SOURCE MATERIAL:

-=-=-=-=-

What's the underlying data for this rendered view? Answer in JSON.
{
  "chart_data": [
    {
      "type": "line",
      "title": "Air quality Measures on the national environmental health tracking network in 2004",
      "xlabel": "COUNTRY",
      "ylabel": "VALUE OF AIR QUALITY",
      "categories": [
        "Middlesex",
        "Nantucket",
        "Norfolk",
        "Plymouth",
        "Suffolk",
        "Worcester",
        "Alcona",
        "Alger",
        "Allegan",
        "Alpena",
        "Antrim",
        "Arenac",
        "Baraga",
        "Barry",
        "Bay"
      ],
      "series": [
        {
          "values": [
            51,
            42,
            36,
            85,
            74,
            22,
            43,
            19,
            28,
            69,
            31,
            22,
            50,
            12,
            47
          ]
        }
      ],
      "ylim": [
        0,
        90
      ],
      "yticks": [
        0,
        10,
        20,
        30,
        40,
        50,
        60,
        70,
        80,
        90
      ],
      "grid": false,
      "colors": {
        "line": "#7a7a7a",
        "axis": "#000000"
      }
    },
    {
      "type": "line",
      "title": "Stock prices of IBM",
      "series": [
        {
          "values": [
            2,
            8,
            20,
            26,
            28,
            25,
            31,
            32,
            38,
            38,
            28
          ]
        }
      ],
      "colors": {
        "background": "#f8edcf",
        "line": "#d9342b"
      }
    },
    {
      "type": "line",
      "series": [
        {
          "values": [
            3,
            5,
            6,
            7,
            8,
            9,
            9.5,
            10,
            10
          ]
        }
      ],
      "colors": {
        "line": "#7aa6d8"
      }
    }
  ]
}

-=-=-=-=-

STATED TASK: Return the full listing, character for character.

RESPONSE:
What's the underlying data for this rendered view? Answer in JSON.
{
  "chart_data": [
    {
      "type": "line",
      "title": "Air quality Measures on the national environmental health tracking network in 2004",
      "xlabel": "COUNTRY",
      "ylabel": "VALUE OF AIR QUALITY",
      "categories": [
        "Middlesex",
        "Nantucket",
        "Norfolk",
        "Plymouth",
        "Suffolk",
        "Worcester",
        "Alcona",
        "Alger",
        "Allegan",
        "Alpena",
        "Antrim",
        "Arenac",
        "Baraga",
        "Barry",
        "Bay"
      ],
      "series": [
        {
          "values": [
            51,
            42,
            36,
            85,
            74,
            22,
            43,
            19,
            28,
            69,
            31,
            22,
            50,
            12,
            47
          ]
        }
      ],
      "ylim": [
        0,
        90
      ],
      "yticks": [
        0,
        10,
        20,
        30,
        40,
        50,
        60,
        70,
        80,
        90
      ],
      "grid": false,
      "colors": {
        "line": "#7a7a7a",
        "axis": "#000000"
      }
    },
    {
      "type": "line",
      "title": "Stock prices of IBM",
      "series": [
        {
          "values": [
            2,
            8,
            20,
            26,
            28,
            25,
            31,
            32,
            38,
            38,
            28
          ]
        }
      ],
      "colors": {
        "background": "#f8edcf",
        "line": "#d9342b"
      }
    },
    {
      "type": "line",
      "series": [
        {
          "values": [
            3,
            5,
            6,
            7,
            8,
            9,
            9.5,
            10,
            10
          ]
        }
      ],
      "colors": {
        "line": "#7aa6d8"
      }
    }
  ]
}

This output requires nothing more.